### Extracted records
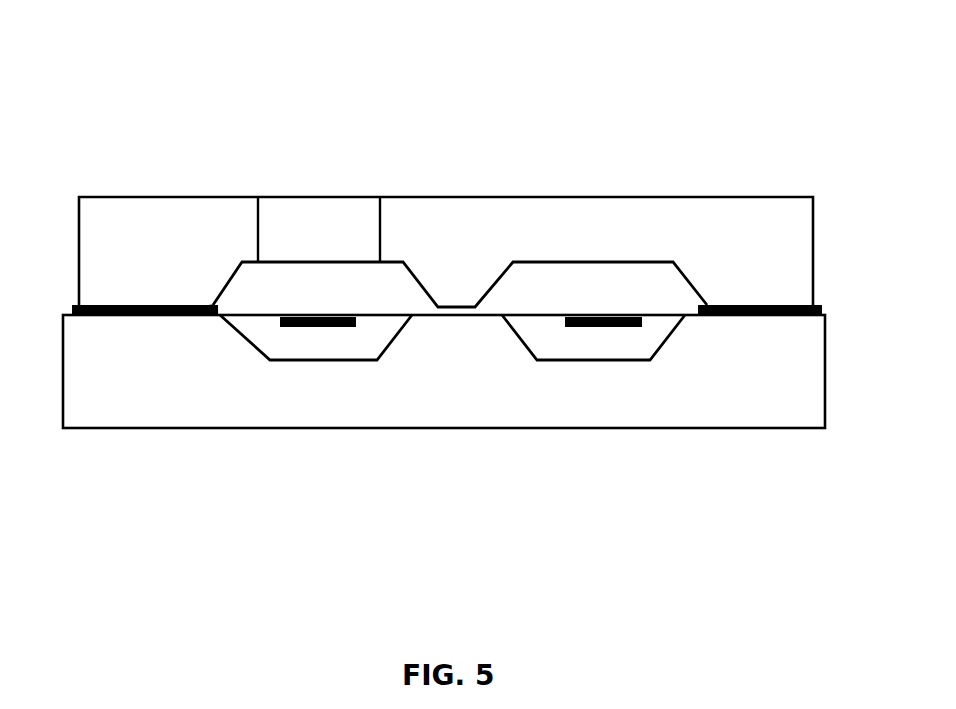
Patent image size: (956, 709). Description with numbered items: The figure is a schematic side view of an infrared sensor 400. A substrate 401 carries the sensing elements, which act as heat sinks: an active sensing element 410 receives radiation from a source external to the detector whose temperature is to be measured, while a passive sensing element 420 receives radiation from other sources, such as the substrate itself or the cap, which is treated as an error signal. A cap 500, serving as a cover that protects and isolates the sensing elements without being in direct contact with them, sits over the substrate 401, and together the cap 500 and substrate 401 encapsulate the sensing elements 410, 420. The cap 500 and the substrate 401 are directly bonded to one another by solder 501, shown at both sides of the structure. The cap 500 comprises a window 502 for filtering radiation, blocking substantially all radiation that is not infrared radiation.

The semiconductor device 400 is at (126, 157).
The substrate 401 is at (444, 371).
The active sensing element 410 is at (307, 327).
The passive sensing element 420 is at (585, 327).
The cap 500 is at (446, 252).
The solder 501 is at (122, 315).
The window 502 is at (320, 220).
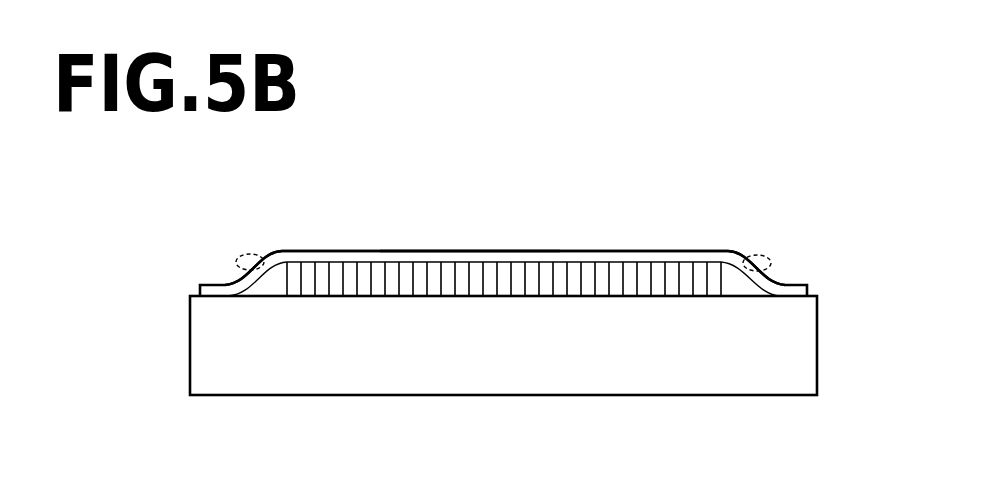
######
• _Problem_: Gather every line of the material that contains the word "window", and write those lines out in full.

• _Answer to this problem_:
Patent image size: (956, 709). Description with numbered items: The figure is a schematic side view of an infrared sensor 400. A substrate 401 carries the sensing elements, which act as heat sinks: an active sensing element 410 receives radiation from a source external to the detector whose temperature is to be measured, while a passive sensing element 420 receives radiation from other sources, such as the substrate itself or the cap, which is treated as an error signal. A cap 500, serving as a cover that protects and isolates the sensing elements without being in direct contact with them, sits over the substrate 401, and together the cap 500 and substrate 401 encapsulate the sensing elements 410, 420. The cap 500 and the substrate 401 are directly bonded to one another by solder 501, shown at both sides of the structure. The cap 500 comprises a window 502 for filtering radiation, blocking substantially all radiation that is not infrared radiation.
The window 502 is at (320, 220).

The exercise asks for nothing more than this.